■ Input records ■
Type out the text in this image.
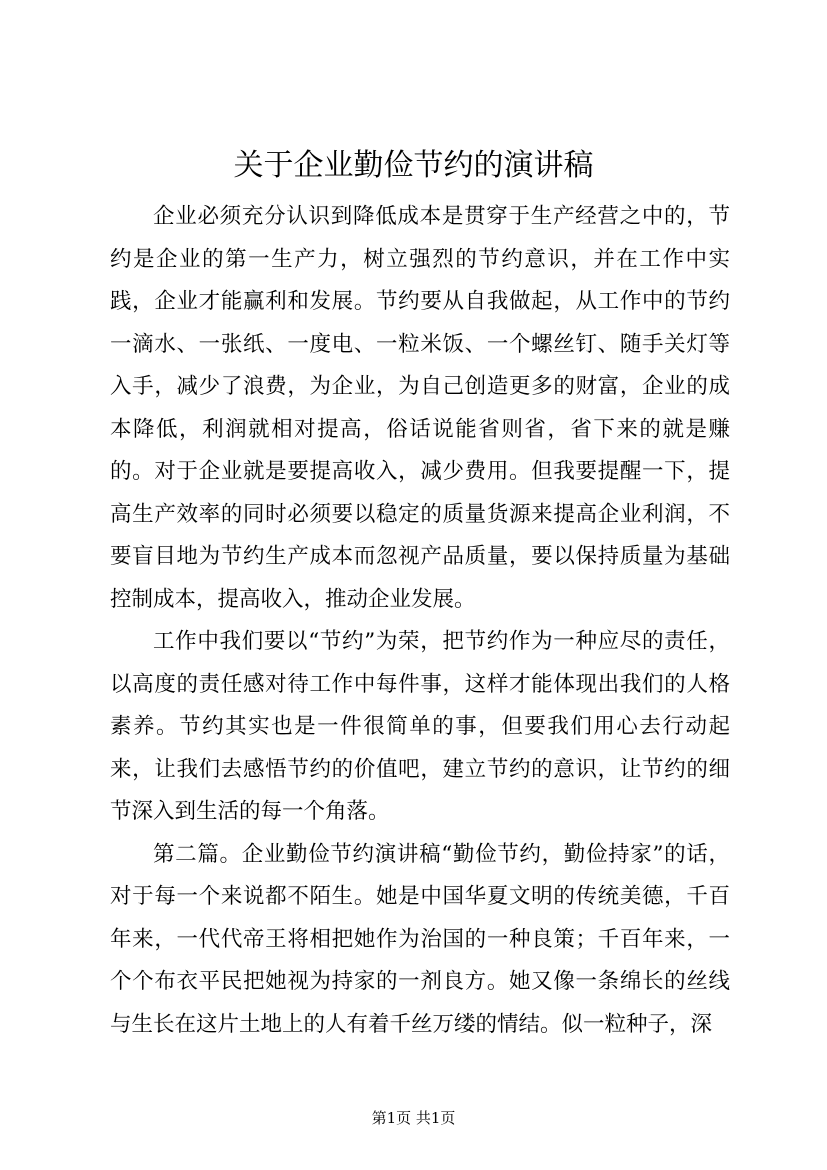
关于企业勤俭节约的演讲稿

企业必须充分认识到降低成本是贯穿于生产经营之中的，节约是企业的第一生产力，树立强烈的节约意识，并在工作中实践，企业才能赢利和发展。节约要从自我做起，从工作中的节约一滴水、一张纸、一度电、一粒米饭、一个螺丝钉、随手关灯等入手，减少了浪费，为企业，为自己创造更多的财富，企业的成本降低，利润就相对提高，俗话说能省则省，省下来的就是赚的。对于企业就是要提高收入，减少费用。但我要提醒一下，提高生产效率的同时必须要以稳定的质量货源来提高企业利润，不要盲目地为节约生产成本而忽视产品质量，要以保持质量为基础控制成本，提高收入，推动企业发展。

工作中我们要以“节约”为荣，把节约作为一种应尽的责任，以高度的责任感对待工作中每件事，这样才能体现出我们的人格素养。节约其实也是一件很简单的事，但要我们用心去行动起来，让我们去感悟节约的价值吧，建立节约的意识，让节约的细节深入到生活的每一个角落。

第二篇。企业勤俭节约演讲稿“勤俭节约，勤俭持家”的话，对于每一个来说都不陌生。她是中国华夏文明的传统美德，千百年来，一代代帝王将相把她作为治国的一种良策；千百年来，一个个布衣平民把她视为持家的一剂良方。她又像一条绵长的丝线与生长在这片土地上的人有着千丝万缕的情结。似一粒种子，深

第1页 共1页
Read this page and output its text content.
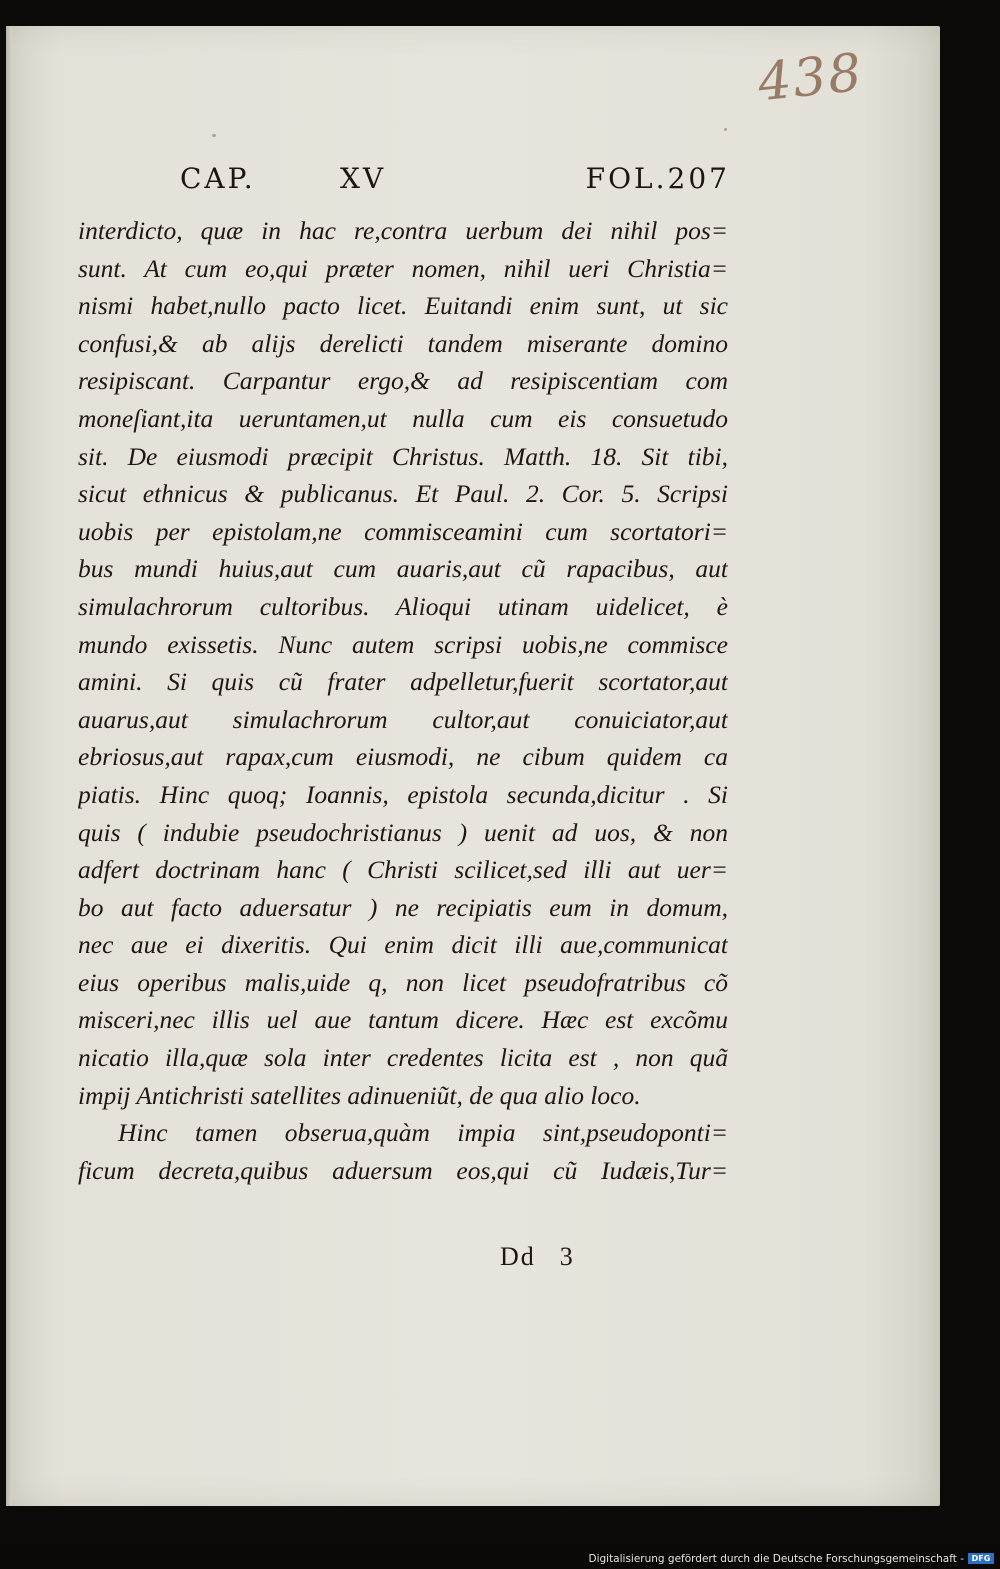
438
CAP.	XV	FOL.207
interdicto, quæ in hac re,contra uerbum dei nihil pos=
sunt. At cum eo,qui præter nomen, nihil ueri Christia=
nismi habet,nullo pacto licet. Euitandi enim sunt, ut sic
confusi,& ab alijs derelicti tandem miserante domino
resipiscant. Carpantur ergo,& ad resipiscentiam com
moneſiant,ita ueruntamen,ut nulla cum eis consuetudo
sit. De eiusmodi præcipit Christus. Matth. 18. Sit tibi,
sicut ethnicus & publicanus. Et Paul. 2. Cor. 5. Scripsi
uobis per epistolam,ne commisceamini cum scortatori=
bus mundi huius,aut cum auaris,aut cũ rapacibus, aut
simulachrorum cultoribus. Alioqui utinam uidelicet, è
mundo exissetis. Nunc autem scripsi uobis,ne commisce
amini. Si quis cũ frater adpelletur,fuerit scortator,aut
auarus,aut simulachrorum cultor,aut conuiciator,aut
ebriosus,aut rapax,cum eiusmodi, ne cibum quidem ca
piatis. Hinc quoq; Ioannis, epistola secunda,dicitur . Si
quis ( indubie pseudochristianus ) uenit ad uos, & non
adfert doctrinam hanc ( Christi scilicet,sed illi aut uer=
bo aut facto aduersatur ) ne recipiatis eum in domum,
nec aue ei dixeritis. Qui enim dicit illi aue,communicat
eius operibus malis,uide q, non licet pseudofratribus cõ
misceri,nec illis uel aue tantum dicere. Hæc est excõmu
nicatio illa,quæ sola inter credentes licita est , non quã
impij Antichristi satellites adinueniũt, de qua alio loco.
Hinc tamen obserua,quàm impia sint,pseudoponti=
ficum decreta,quibus aduersum eos,qui cũ Iudæis,Tur=
Dd 3
Digitalisierung gefördert durch die Deutsche Forschungsgemeinschaft - DFG
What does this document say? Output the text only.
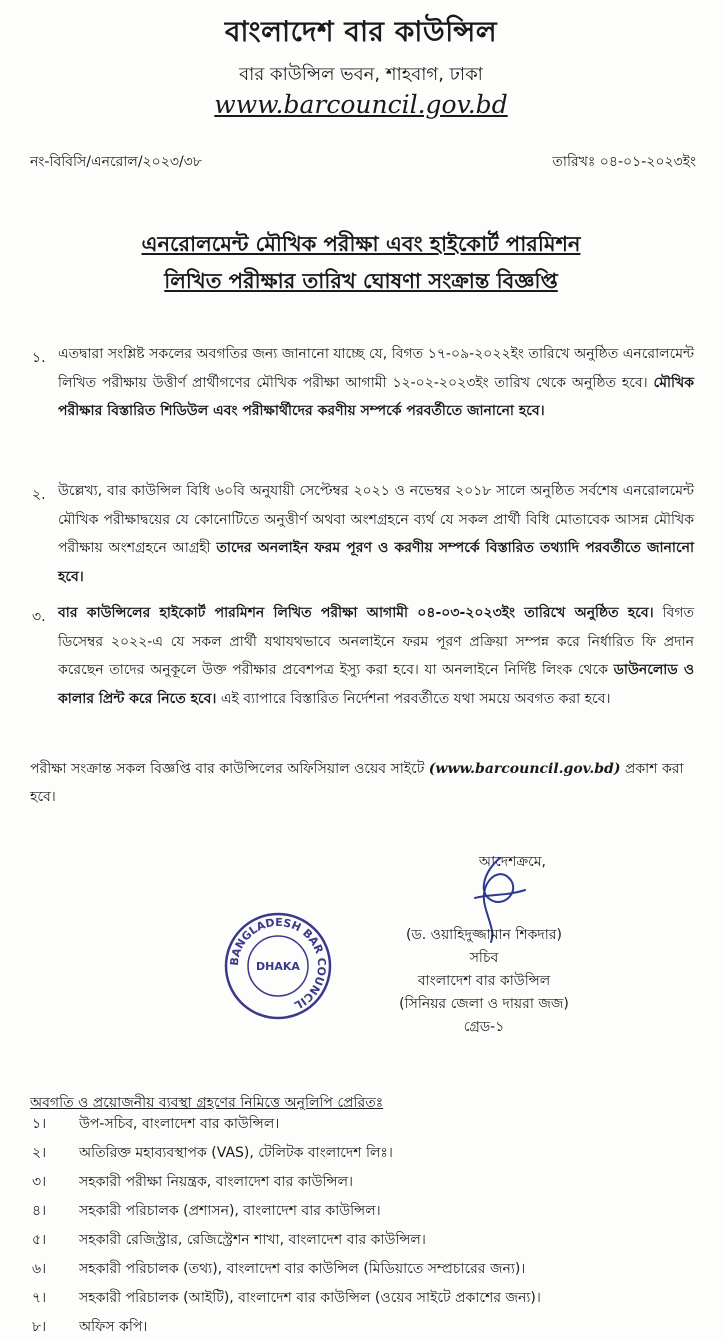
বাংলাদেশ বার কাউন্সিল
বার কাউন্সিল ভবন, শাহবাগ, ঢাকা
www.barcouncil.gov.bd
নং-বিবিসি/এনরোল/২০২৩/৩৮	তারিখঃ ০৪-০১-২০২৩ইং
এনরোলমেন্ট মৌখিক পরীক্ষা এবং হাইকোর্ট পারমিশন
লিখিত পরীক্ষার তারিখ ঘোষণা সংক্রান্ত বিজ্ঞপ্তি
১. এতদ্বারা সংশ্লিষ্ট সকলের অবগতির জন্য জানানো যাচ্ছে যে, বিগত ১৭-০৯-২০২২ইং তারিখে অনুষ্ঠিত এনরোলমেন্ট লিখিত পরীক্ষায় উত্তীর্ণ প্রার্থীগণের মৌখিক পরীক্ষা আগামী ১২-০২-২০২৩ইং তারিখ থেকে অনুষ্ঠিত হবে। মৌখিক পরীক্ষার বিস্তারিত শিডিউল এবং পরীক্ষার্থীদের করণীয় সম্পর্কে পরবর্তীতে জানানো হবে।
২. উল্লেখ্য, বার কাউন্সিল বিধি ৬০বি অনুযায়ী সেপ্টেম্বর ২০২১ ও নভেম্বর ২০১৮ সালে অনুষ্ঠিত সর্বশেষ এনরোলমেন্ট মৌখিক পরীক্ষাদ্বয়ের যে কোনোটিতে অনুত্তীর্ণ অথবা অংশগ্রহনে ব্যর্থ যে সকল প্রার্থী বিধি মোতাবেক আসন্ন মৌখিক পরীক্ষায় অংশগ্রহনে আগ্রহী তাদের অনলাইন ফরম পূরণ ও করণীয় সম্পর্কে বিস্তারিত তথ্যাদি পরবর্তীতে জানানো হবে।
৩. বার কাউন্সিলের হাইকোর্ট পারমিশন লিখিত পরীক্ষা আগামী ০৪-০৩-২০২৩ইং তারিখে অনুষ্ঠিত হবে। বিগত ডিসেম্বর ২০২২-এ যে সকল প্রার্থী যথাযথভাবে অনলাইনে ফরম পূরণ প্রক্রিয়া সম্পন্ন করে নির্ধারিত ফি প্রদান করেছেন তাদের অনুকূলে উক্ত পরীক্ষার প্রবেশপত্র ইস্যু করা হবে। যা অনলাইনে নির্দিষ্ট লিংক থেকে ডাউনলোড ও কালার প্রিন্ট করে নিতে হবে। এই ব্যাপারে বিস্তারিত নির্দেশনা পরবর্তীতে যথা সময়ে অবগত করা হবে।
পরীক্ষা সংক্রান্ত সকল বিজ্ঞপ্তি বার কাউন্সিলের অফিসিয়াল ওয়েব সাইটে (www.barcouncil.gov.bd) প্রকাশ করা হবে।
আদেশক্রমে,
(ড. ওয়াহিদুজ্জামান শিকদার)
সচিব
বাংলাদেশ বার কাউন্সিল
(সিনিয়র জেলা ও দায়রা জজ)
গ্রেড-১
BANGLADESH BAR COUNCIL
DHAKA
অবগতি ও প্রয়োজনীয় ব্যবস্থা গ্রহণের নিমিত্তে অনুলিপি প্রেরিতঃ
১।	উপ-সচিব, বাংলাদেশ বার কাউন্সিল।
২।	অতিরিক্ত মহাব্যবস্থাপক (VAS), টেলিটক বাংলাদেশ লিঃ।
৩।	সহকারী পরীক্ষা নিয়ন্ত্রক, বাংলাদেশ বার কাউন্সিল।
৪।	সহকারী পরিচালক (প্রশাসন), বাংলাদেশ বার কাউন্সিল।
৫।	সহকারী রেজিস্ট্রার, রেজিস্ট্রেশন শাখা, বাংলাদেশ বার কাউন্সিল।
৬।	সহকারী পরিচালক (তথ্য), বাংলাদেশ বার কাউন্সিল (মিডিয়াতে সম্প্রচারের জন্য)।
৭।	সহকারী পরিচালক (আইটি), বাংলাদেশ বার কাউন্সিল (ওয়েব সাইটে প্রকাশের জন্য)।
৮।	অফিস কপি।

■ Problem statement ■
Your task is to copy the entries in full and exactly, without any images.

■ Worked answer ■
Type out the text in this image.
关于企业勤俭节约的演讲稿

企业必须充分认识到降低成本是贯穿于生产经营之中的，节约是企业的第一生产力，树立强烈的节约意识，并在工作中实践，企业才能赢利和发展。节约要从自我做起，从工作中的节约一滴水、一张纸、一度电、一粒米饭、一个螺丝钉、随手关灯等入手，减少了浪费，为企业，为自己创造更多的财富，企业的成本降低，利润就相对提高，俗话说能省则省，省下来的就是赚的。对于企业就是要提高收入，减少费用。但我要提醒一下，提高生产效率的同时必须要以稳定的质量货源来提高企业利润，不要盲目地为节约生产成本而忽视产品质量，要以保持质量为基础控制成本，提高收入，推动企业发展。

工作中我们要以“节约”为荣，把节约作为一种应尽的责任，以高度的责任感对待工作中每件事，这样才能体现出我们的人格素养。节约其实也是一件很简单的事，但要我们用心去行动起来，让我们去感悟节约的价值吧，建立节约的意识，让节约的细节深入到生活的每一个角落。

第二篇。企业勤俭节约演讲稿“勤俭节约，勤俭持家”的话，对于每一个来说都不陌生。她是中国华夏文明的传统美德，千百年来，一代代帝王将相把她作为治国的一种良策；千百年来，一个个布衣平民把她视为持家的一剂良方。她又像一条绵长的丝线与生长在这片土地上的人有着千丝万缕的情结。似一粒种子，深

第1页 共1页
Read this page and output its text content.
438
CAP.	XV	FOL.207
interdicto, quæ in hac re,contra uerbum dei nihil pos=
sunt. At cum eo,qui præter nomen, nihil ueri Christia=
nismi habet,nullo pacto licet. Euitandi enim sunt, ut sic
confusi,& ab alijs derelicti tandem miserante domino
resipiscant. Carpantur ergo,& ad resipiscentiam com
moneſiant,ita ueruntamen,ut nulla cum eis consuetudo
sit. De eiusmodi præcipit Christus. Matth. 18. Sit tibi,
sicut ethnicus & publicanus. Et Paul. 2. Cor. 5. Scripsi
uobis per epistolam,ne commisceamini cum scortatori=
bus mundi huius,aut cum auaris,aut cũ rapacibus, aut
simulachrorum cultoribus. Alioqui utinam uidelicet, è
mundo exissetis. Nunc autem scripsi uobis,ne commisce
amini. Si quis cũ frater adpelletur,fuerit scortator,aut
auarus,aut simulachrorum cultor,aut conuiciator,aut
ebriosus,aut rapax,cum eiusmodi, ne cibum quidem ca
piatis. Hinc quoq; Ioannis, epistola secunda,dicitur . Si
quis ( indubie pseudochristianus ) uenit ad uos, & non
adfert doctrinam hanc ( Christi scilicet,sed illi aut uer=
bo aut facto aduersatur ) ne recipiatis eum in domum,
nec aue ei dixeritis. Qui enim dicit illi aue,communicat
eius operibus malis,uide q, non licet pseudofratribus cõ
misceri,nec illis uel aue tantum dicere. Hæc est excõmu
nicatio illa,quæ sola inter credentes licita est , non quã
impij Antichristi satellites adinueniũt, de qua alio loco.
Hinc tamen obserua,quàm impia sint,pseudoponti=
ficum decreta,quibus aduersum eos,qui cũ Iudæis,Tur=
Dd 3
Digitalisierung gefördert durch die Deutsche Forschungsgemeinschaft - DFG
What does this document say? Output the text only.
বাংলাদেশ বার কাউন্সিল
বার কাউন্সিল ভবন, শাহবাগ, ঢাকা
www.barcouncil.gov.bd
নং-বিবিসি/এনরোল/২০২৩/৩৮	তারিখঃ ০৪-০১-২০২৩ইং
এনরোলমেন্ট মৌখিক পরীক্ষা এবং হাইকোর্ট পারমিশন
লিখিত পরীক্ষার তারিখ ঘোষণা সংক্রান্ত বিজ্ঞপ্তি
১. এতদ্বারা সংশ্লিষ্ট সকলের অবগতির জন্য জানানো যাচ্ছে যে, বিগত ১৭-০৯-২০২২ইং তারিখে অনুষ্ঠিত এনরোলমেন্ট লিখিত পরীক্ষায় উত্তীর্ণ প্রার্থীগণের মৌখিক পরীক্ষা আগামী ১২-০২-২০২৩ইং তারিখ থেকে অনুষ্ঠিত হবে। মৌখিক পরীক্ষার বিস্তারিত শিডিউল এবং পরীক্ষার্থীদের করণীয় সম্পর্কে পরবর্তীতে জানানো হবে।
২. উল্লেখ্য, বার কাউন্সিল বিধি ৬০বি অনুযায়ী সেপ্টেম্বর ২০২১ ও নভেম্বর ২০১৮ সালে অনুষ্ঠিত সর্বশেষ এনরোলমেন্ট মৌখিক পরীক্ষাদ্বয়ের যে কোনোটিতে অনুত্তীর্ণ অথবা অংশগ্রহনে ব্যর্থ যে সকল প্রার্থী বিধি মোতাবেক আসন্ন মৌখিক পরীক্ষায় অংশগ্রহনে আগ্রহী তাদের অনলাইন ফরম পূরণ ও করণীয় সম্পর্কে বিস্তারিত তথ্যাদি পরবর্তীতে জানানো হবে।
৩. বার কাউন্সিলের হাইকোর্ট পারমিশন লিখিত পরীক্ষা আগামী ০৪-০৩-২০২৩ইং তারিখে অনুষ্ঠিত হবে। বিগত ডিসেম্বর ২০২২-এ যে সকল প্রার্থী যথাযথভাবে অনলাইনে ফরম পূরণ প্রক্রিয়া সম্পন্ন করে নির্ধারিত ফি প্রদান করেছেন তাদের অনুকূলে উক্ত পরীক্ষার প্রবেশপত্র ইস্যু করা হবে। যা অনলাইনে নির্দিষ্ট লিংক থেকে ডাউনলোড ও কালার প্রিন্ট করে নিতে হবে। এই ব্যাপারে বিস্তারিত নির্দেশনা পরবর্তীতে যথা সময়ে অবগত করা হবে।
পরীক্ষা সংক্রান্ত সকল বিজ্ঞপ্তি বার কাউন্সিলের অফিসিয়াল ওয়েব সাইটে (www.barcouncil.gov.bd) প্রকাশ করা হবে।
আদেশক্রমে,
(ড. ওয়াহিদুজ্জামান শিকদার)
সচিব
বাংলাদেশ বার কাউন্সিল
(সিনিয়র জেলা ও দায়রা জজ)
গ্রেড-১
BANGLADESH BAR COUNCIL
DHAKA
অবগতি ও প্রয়োজনীয় ব্যবস্থা গ্রহণের নিমিত্তে অনুলিপি প্রেরিতঃ
১।	উপ-সচিব, বাংলাদেশ বার কাউন্সিল।
২।	অতিরিক্ত মহাব্যবস্থাপক (VAS), টেলিটক বাংলাদেশ লিঃ।
৩।	সহকারী পরীক্ষা নিয়ন্ত্রক, বাংলাদেশ বার কাউন্সিল।
৪।	সহকারী পরিচালক (প্রশাসন), বাংলাদেশ বার কাউন্সিল।
৫।	সহকারী রেজিস্ট্রার, রেজিস্ট্রেশন শাখা, বাংলাদেশ বার কাউন্সিল।
৬।	সহকারী পরিচালক (তথ্য), বাংলাদেশ বার কাউন্সিল (মিডিয়াতে সম্প্রচারের জন্য)।
৭।	সহকারী পরিচালক (আইটি), বাংলাদেশ বার কাউন্সিল (ওয়েব সাইটে প্রকাশের জন্য)।
৮।	অফিস কপি।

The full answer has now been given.